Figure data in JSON

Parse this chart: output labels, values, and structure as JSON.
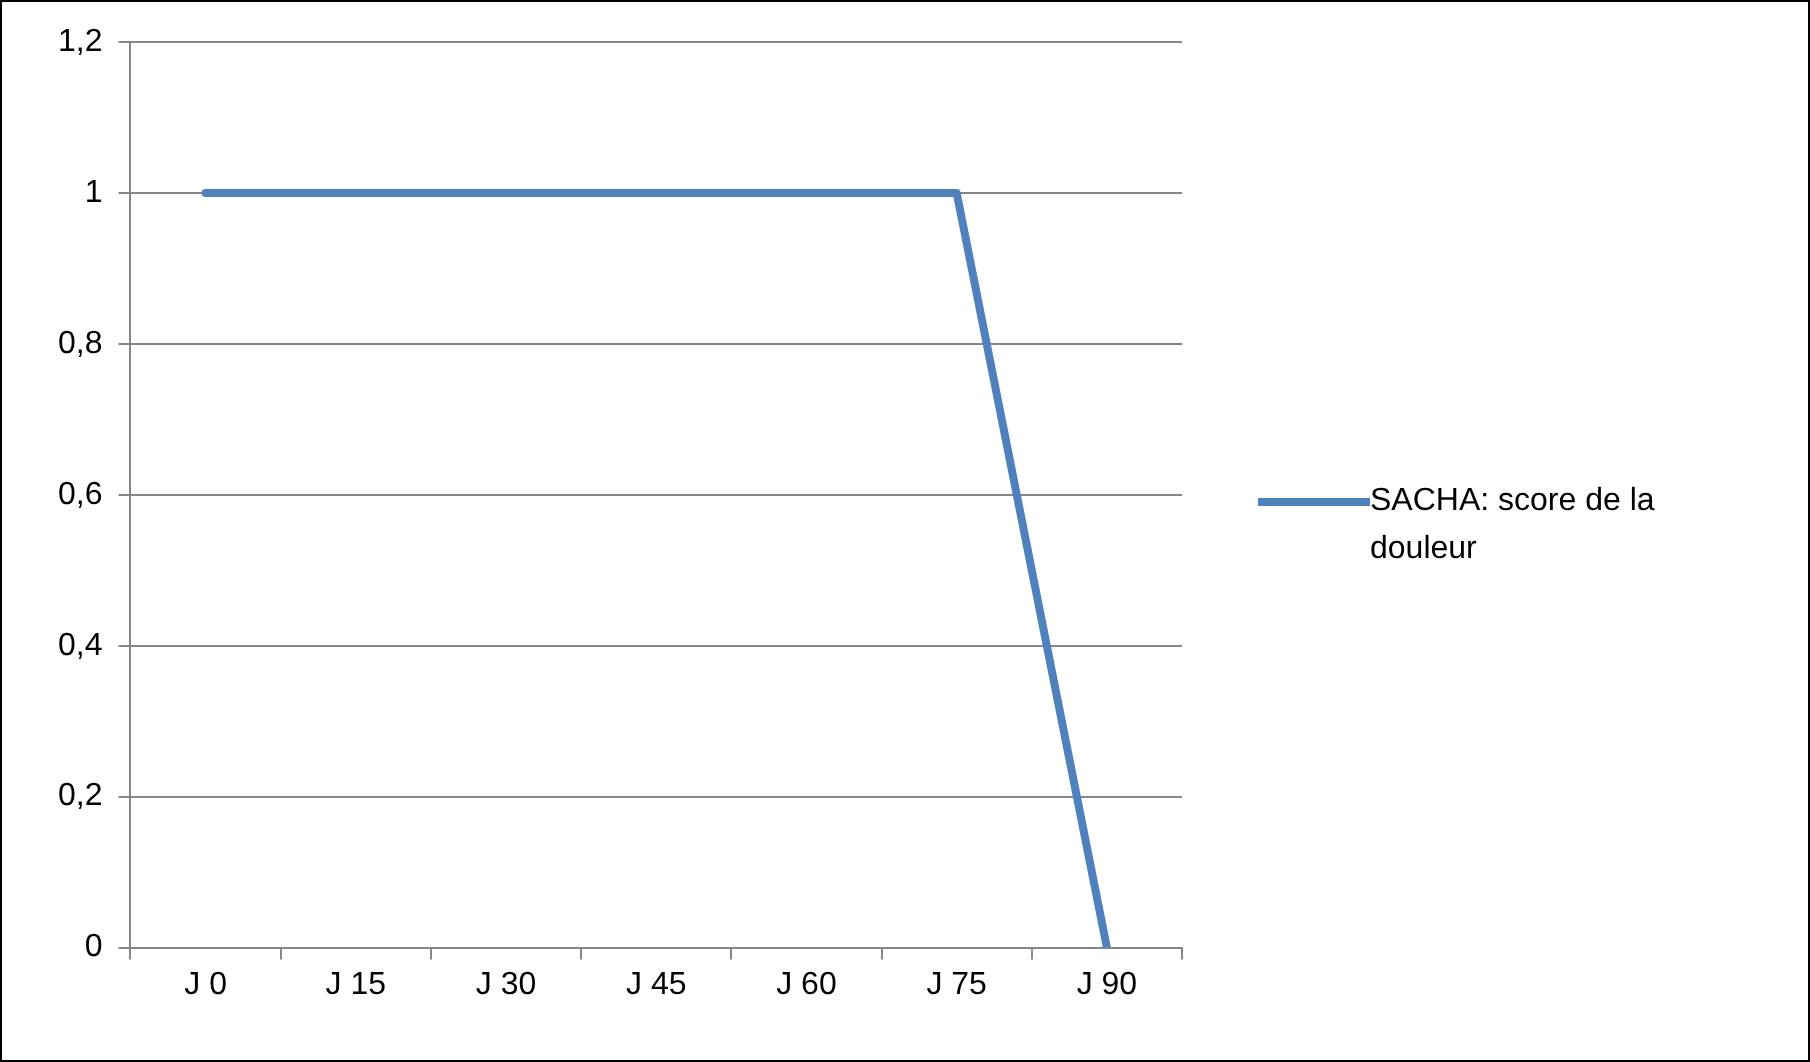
{
  "chart_data": {
    "type": "line",
    "categories": [
      "J 0",
      "J 15",
      "J 30",
      "J 45",
      "J 60",
      "J 75",
      "J 90"
    ],
    "series": [
      {
        "name": "SACHA: score de la douleur",
        "color": "#4f81bd",
        "values": [
          1,
          1,
          1,
          1,
          1,
          1,
          0
        ]
      }
    ],
    "ylim": [
      0,
      1.2
    ],
    "yticks": [
      "0",
      {
        "value": 0.2,
        "label": "0,2"
      },
      {
        "value": 0.4,
        "label": "0,4"
      },
      {
        "value": 0.6,
        "label": "0,6"
      },
      {
        "value": 0.8,
        "label": "0,8"
      },
      "1",
      {
        "value": 1.2,
        "label": "1,2"
      }
    ],
    "grid": "y",
    "legend": "right",
    "marker": "none",
    "line_style": "solid"
  }
}
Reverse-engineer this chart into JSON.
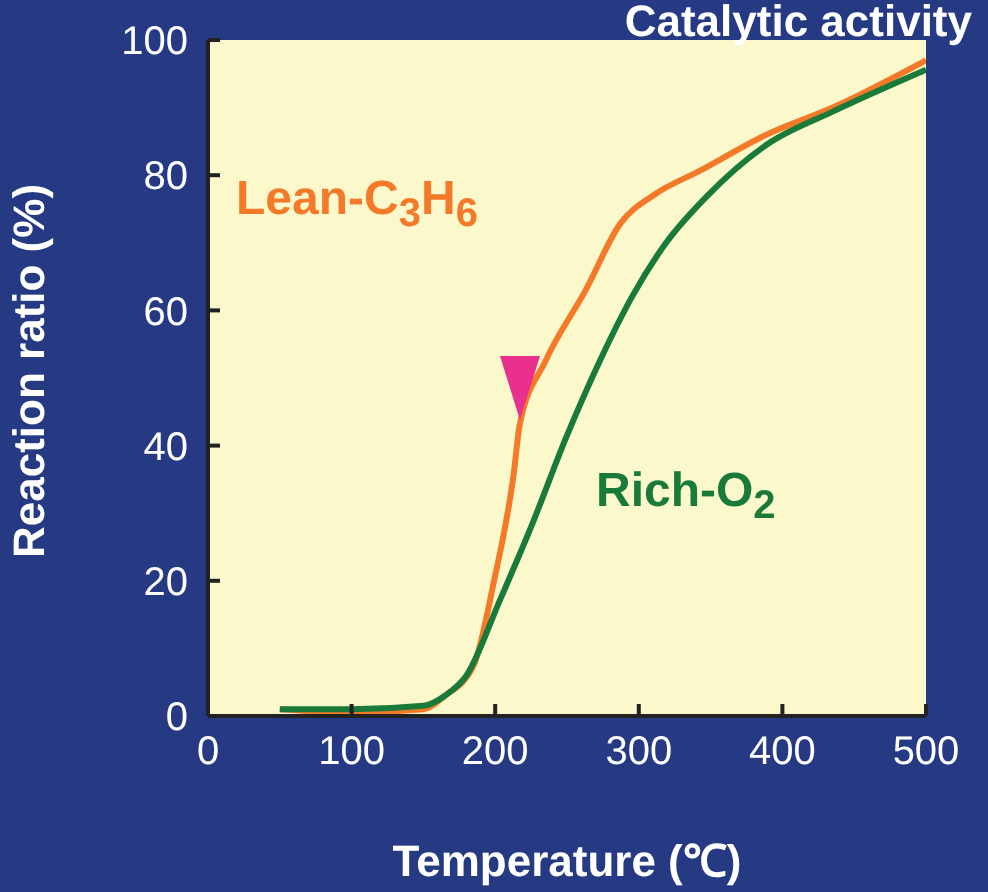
{
  "chart_data": {
    "type": "line",
    "title": "Catalytic activity",
    "xlabel": "Temperature (℃)",
    "ylabel": "Reaction ratio (%)",
    "xlim": [
      0,
      500
    ],
    "xticks": [
      0,
      100,
      200,
      300,
      400,
      500
    ],
    "ylim": [
      0,
      100
    ],
    "yticks": [
      0,
      20,
      40,
      60,
      80,
      100
    ],
    "grid": false,
    "legend": false,
    "marker": "none",
    "line_style": "solid",
    "series": [
      {
        "name": "Lean-C$_{3}$H$_{6}$",
        "color": "#f47a2a",
        "x": [
          50,
          100,
          150,
          165,
          185,
          199,
          213,
          217,
          235,
          263,
          287,
          310,
          343,
          389,
          435,
          500
        ],
        "values": [
          1,
          0.5,
          1,
          3,
          7.5,
          19.8,
          36,
          43,
          52.5,
          63,
          72.8,
          77,
          80.7,
          86,
          90,
          97
        ]
      },
      {
        "name": "Rich-O$_{2}$",
        "color": "#1a7a3a",
        "x": [
          50,
          100,
          150,
          165,
          180,
          203,
          226,
          249,
          273,
          296,
          319,
          347,
          389,
          435,
          500
        ],
        "values": [
          1,
          1,
          1.5,
          3,
          6,
          17,
          28.5,
          41,
          52.6,
          62.3,
          70,
          76.8,
          84.5,
          89.4,
          95.6
        ]
      }
    ]
  }
}
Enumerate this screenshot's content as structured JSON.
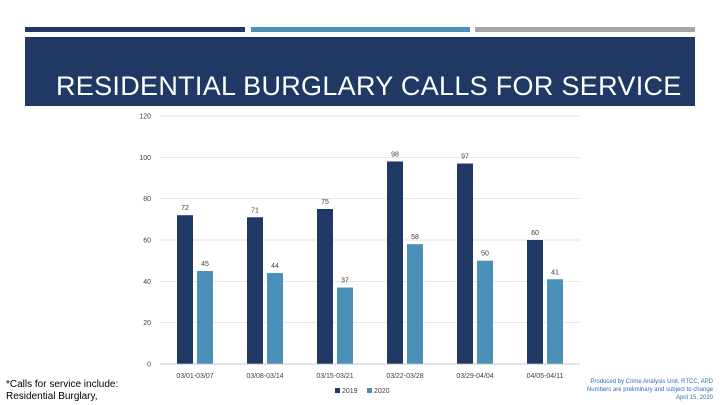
{
  "slide": {
    "title": "RESIDENTIAL BURGLARY CALLS FOR SERVICE",
    "footnote_line1": "*Calls for service include:",
    "footnote_line2": "Residential Burglary,",
    "credit_line1": "Produced by Crime Analysis Unit, RTCC, APD",
    "credit_line2": "Numbers are preliminary and subject to change",
    "credit_line3": "April 15, 2020"
  },
  "colors": {
    "banner": "#1f3864",
    "stripe1": "#1f3864",
    "stripe2": "#4a90b8",
    "stripe3": "#a6a6a6",
    "series_2019": "#1f3864",
    "series_2020": "#4a90b8",
    "credit_text": "#2e6fb5"
  },
  "chart_data": {
    "type": "bar",
    "categories": [
      "03/01-03/07",
      "03/08-03/14",
      "03/15-03/21",
      "03/22-03/28",
      "03/29-04/04",
      "04/05-04/11"
    ],
    "series": [
      {
        "name": "2019",
        "values": [
          72,
          71,
          75,
          98,
          97,
          60
        ]
      },
      {
        "name": "2020",
        "values": [
          45,
          44,
          37,
          58,
          50,
          41
        ]
      }
    ],
    "ylim": [
      0,
      120
    ],
    "yticks": [
      0,
      20,
      40,
      60,
      80,
      100,
      120
    ],
    "grid": true,
    "legend": "bottom",
    "data_labels": true
  }
}
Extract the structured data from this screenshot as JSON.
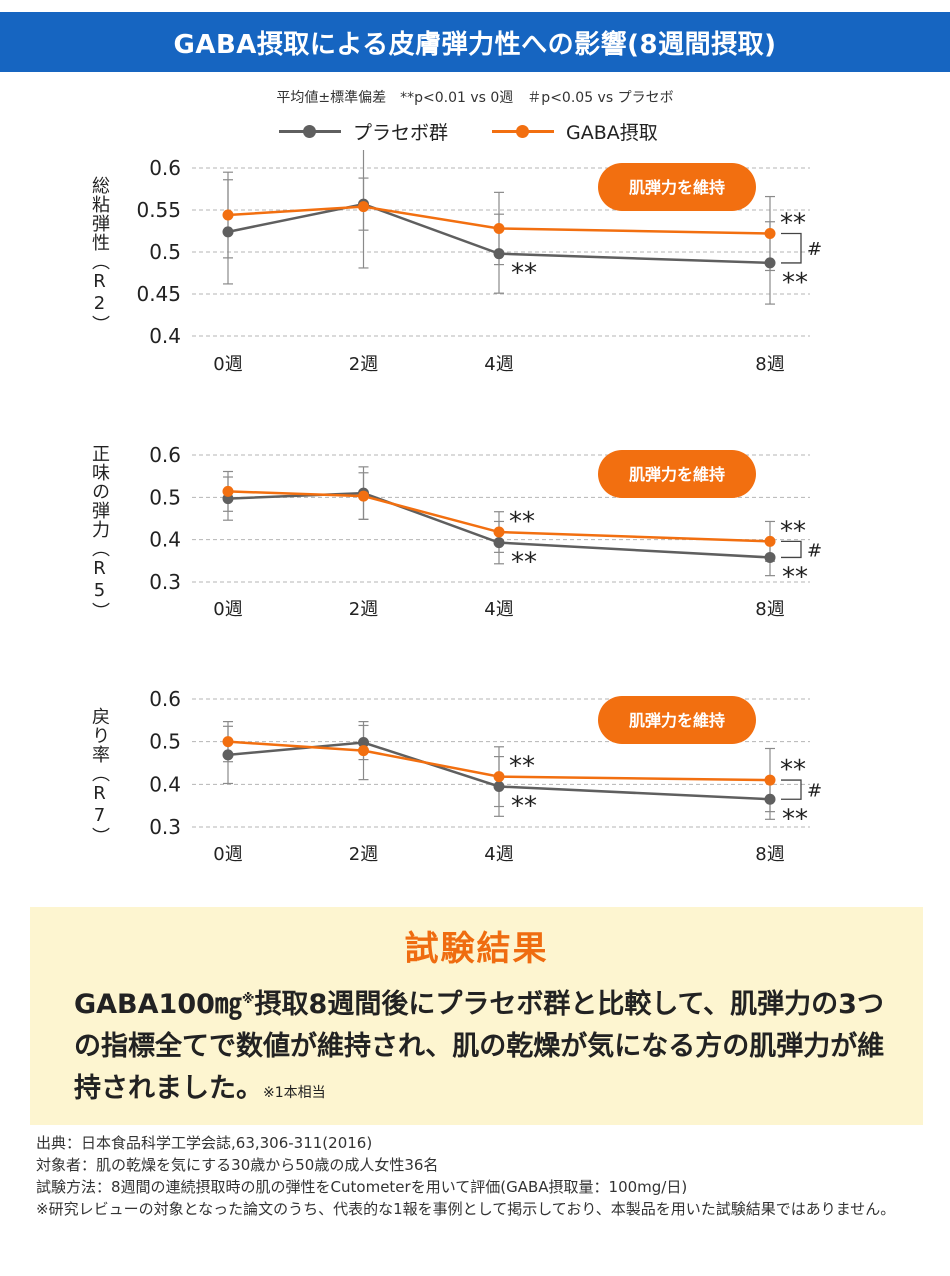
{
  "title": "GABA摂取による皮膚弾力性への影響(8週間摂取)",
  "note": "平均値±標準偏差　**p<0.01 vs 0週　＃p<0.05 vs プラセボ",
  "legend": [
    {
      "name": "プラセボ群",
      "color": "#5f5f5f"
    },
    {
      "name": "GABA摂取",
      "color": "#f26f10"
    }
  ],
  "badge_label": "肌弾力を維持",
  "chart_data": [
    {
      "type": "line",
      "ylabel": "総粘弾性（R2）",
      "x": [
        "0週",
        "2週",
        "4週",
        "8週"
      ],
      "x_weeks": [
        0,
        2,
        4,
        8
      ],
      "ylim": [
        0.4,
        0.6
      ],
      "yticks": [
        0.4,
        0.45,
        0.5,
        0.55,
        0.6
      ],
      "ytick_labels": [
        "0.4",
        "0.45",
        "0.5",
        "0.55",
        "0.6"
      ],
      "grid": true,
      "series": [
        {
          "name": "プラセボ群",
          "values": [
            0.524,
            0.557,
            0.498,
            0.487
          ],
          "error": [
            0.062,
            0.031,
            0.047,
            0.049
          ]
        },
        {
          "name": "GABA摂取",
          "values": [
            0.544,
            0.554,
            0.528,
            0.522
          ],
          "error": [
            0.051,
            0.073,
            0.043,
            0.044
          ]
        }
      ],
      "annotations": {
        "placebo_marks": [
          "",
          "",
          "**",
          "**"
        ],
        "gaba_marks": [
          "",
          "",
          "",
          "**"
        ],
        "between_groups": "#"
      }
    },
    {
      "type": "line",
      "ylabel": "正味の弾力（R5）",
      "x": [
        "0週",
        "2週",
        "4週",
        "8週"
      ],
      "x_weeks": [
        0,
        2,
        4,
        8
      ],
      "ylim": [
        0.3,
        0.6
      ],
      "yticks": [
        0.3,
        0.4,
        0.5,
        0.6
      ],
      "ytick_labels": [
        "0.3",
        "0.4",
        "0.5",
        "0.6"
      ],
      "grid": true,
      "series": [
        {
          "name": "プラセボ群",
          "values": [
            0.497,
            0.51,
            0.393,
            0.358
          ],
          "error": [
            0.051,
            0.062,
            0.05,
            0.043
          ]
        },
        {
          "name": "GABA摂取",
          "values": [
            0.514,
            0.503,
            0.418,
            0.396
          ],
          "error": [
            0.047,
            0.055,
            0.048,
            0.047
          ]
        }
      ],
      "annotations": {
        "placebo_marks": [
          "",
          "",
          "**",
          "**"
        ],
        "gaba_marks": [
          "",
          "",
          "**",
          "**"
        ],
        "between_groups": "#"
      }
    },
    {
      "type": "line",
      "ylabel": "戻り率（R7）",
      "x": [
        "0週",
        "2週",
        "4週",
        "8週"
      ],
      "x_weeks": [
        0,
        2,
        4,
        8
      ],
      "ylim": [
        0.3,
        0.6
      ],
      "yticks": [
        0.3,
        0.4,
        0.5,
        0.6
      ],
      "ytick_labels": [
        "0.3",
        "0.4",
        "0.5",
        "0.6"
      ],
      "grid": true,
      "series": [
        {
          "name": "プラセボ群",
          "values": [
            0.469,
            0.498,
            0.395,
            0.365
          ],
          "error": [
            0.067,
            0.04,
            0.07,
            0.047
          ]
        },
        {
          "name": "GABA摂取",
          "values": [
            0.5,
            0.479,
            0.418,
            0.41
          ],
          "error": [
            0.047,
            0.068,
            0.07,
            0.074
          ]
        }
      ],
      "annotations": {
        "placebo_marks": [
          "",
          "",
          "**",
          "**"
        ],
        "gaba_marks": [
          "",
          "",
          "**",
          "**"
        ],
        "between_groups": "#"
      }
    }
  ],
  "results": {
    "title": "試験結果",
    "text_part1": "GABA100㎎",
    "text_sup": "※",
    "text_part2": "摂取8週間後にプラセボ群と比較して、肌弾力の3つの指標全てで数値が維持され、肌の乾燥が気になる方の肌弾力が維持されました。",
    "note": "※1本相当"
  },
  "footer": [
    "出典：日本食品科学工学会誌,63,306-311(2016)",
    "対象者：肌の乾燥を気にする30歳から50歳の成人女性36名",
    "試験方法：8週間の連続摂取時の肌の弾性をCutometerを用いて評価(GABA摂取量：100mg/日)",
    "※研究レビューの対象となった論文のうち、代表的な1報を事例として掲示しており、本製品を用いた試験結果ではありません。"
  ]
}
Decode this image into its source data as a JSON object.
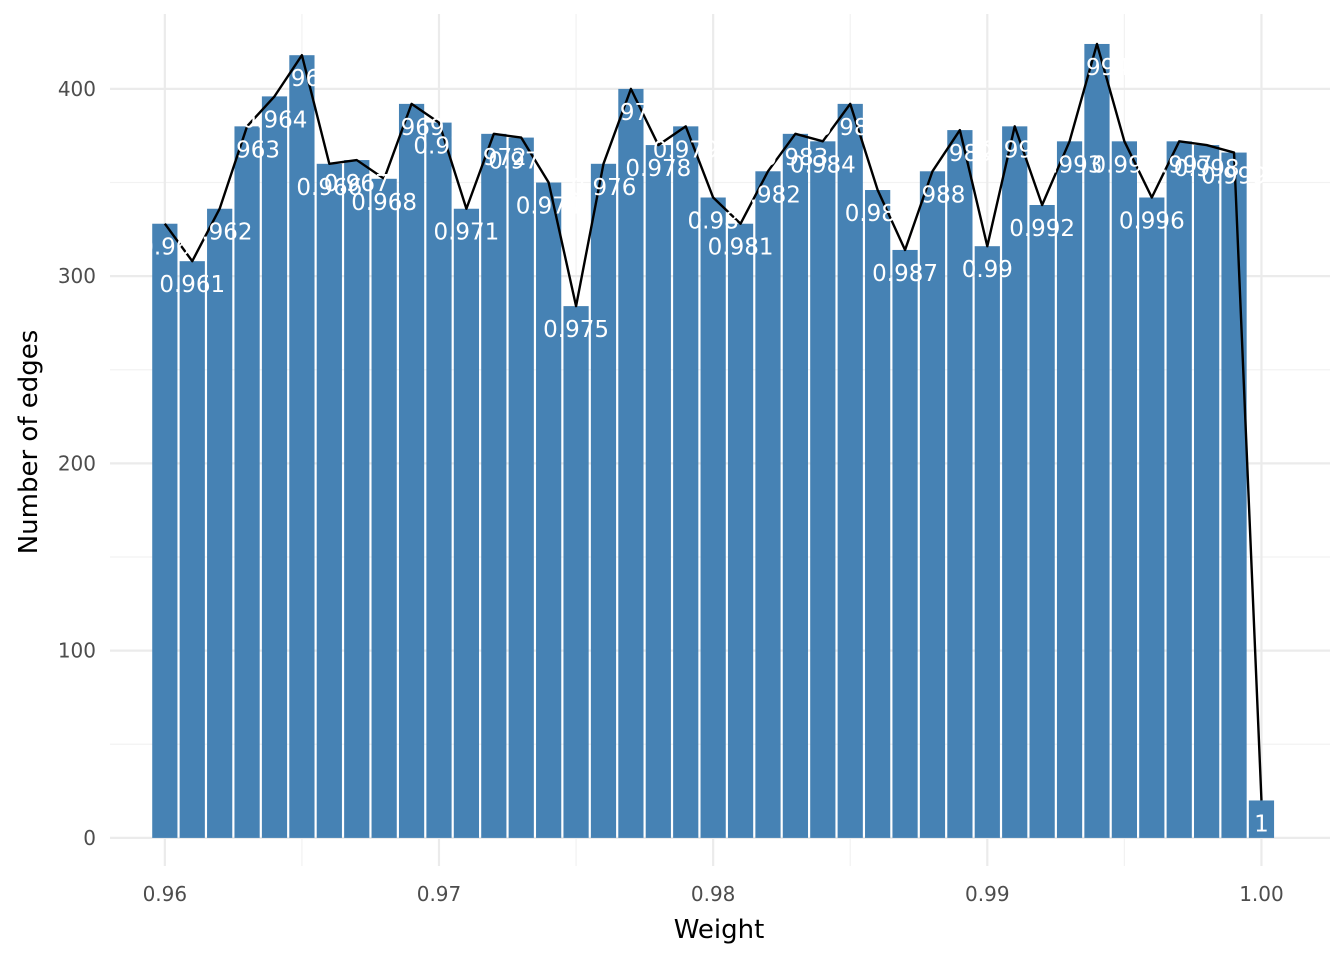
{
  "chart_data": {
    "type": "bar",
    "title": "",
    "xlabel": "Weight",
    "ylabel": "Number of edges",
    "xlim": [
      0.958,
      1.0025
    ],
    "ylim": [
      -15,
      440
    ],
    "x_ticks": [
      0.96,
      0.97,
      0.98,
      0.99,
      1.0
    ],
    "x_tick_labels": [
      "0.96",
      "0.97",
      "0.98",
      "0.99",
      "1.00"
    ],
    "y_ticks": [
      0,
      100,
      200,
      300,
      400
    ],
    "y_tick_labels": [
      "0",
      "100",
      "200",
      "300",
      "400"
    ],
    "grid": true,
    "legend": "none",
    "bar_color": "#4682b4",
    "line_color": "#000000",
    "overlay": "line",
    "x": [
      0.96,
      0.961,
      0.962,
      0.963,
      0.964,
      0.965,
      0.966,
      0.967,
      0.968,
      0.969,
      0.97,
      0.971,
      0.972,
      0.973,
      0.974,
      0.975,
      0.976,
      0.977,
      0.978,
      0.979,
      0.98,
      0.981,
      0.982,
      0.983,
      0.984,
      0.985,
      0.986,
      0.987,
      0.988,
      0.989,
      0.99,
      0.991,
      0.992,
      0.993,
      0.994,
      0.995,
      0.996,
      0.997,
      0.998,
      0.999,
      1.0
    ],
    "values": [
      328,
      308,
      336,
      380,
      396,
      418,
      360,
      362,
      352,
      392,
      382,
      336,
      376,
      374,
      350,
      284,
      360,
      400,
      370,
      380,
      342,
      328,
      356,
      376,
      372,
      392,
      346,
      314,
      356,
      378,
      316,
      380,
      338,
      372,
      424,
      372,
      342,
      372,
      370,
      366,
      20
    ],
    "bar_labels": [
      "0.96",
      "0.961",
      "0.962",
      "0.963",
      "0.964",
      "0.965",
      "0.966",
      "0.967",
      "0.968",
      "0.969",
      "0.97",
      "0.971",
      "0.972",
      "0.973",
      "0.974",
      "0.975",
      "0.976",
      "0.977",
      "0.978",
      "0.979",
      "0.98",
      "0.981",
      "0.982",
      "0.983",
      "0.984",
      "0.985",
      "0.986",
      "0.987",
      "0.988",
      "0.989",
      "0.99",
      "0.991",
      "0.992",
      "0.993",
      "0.994",
      "0.995",
      "0.996",
      "0.997",
      "0.998",
      "0.999",
      "1"
    ]
  }
}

=== Work instructions ===
Pull every line containing "into" from the data.

=== Full output ===
Reverse-engineer this chart into JSON.
Decode this image into its source data as a JSON object.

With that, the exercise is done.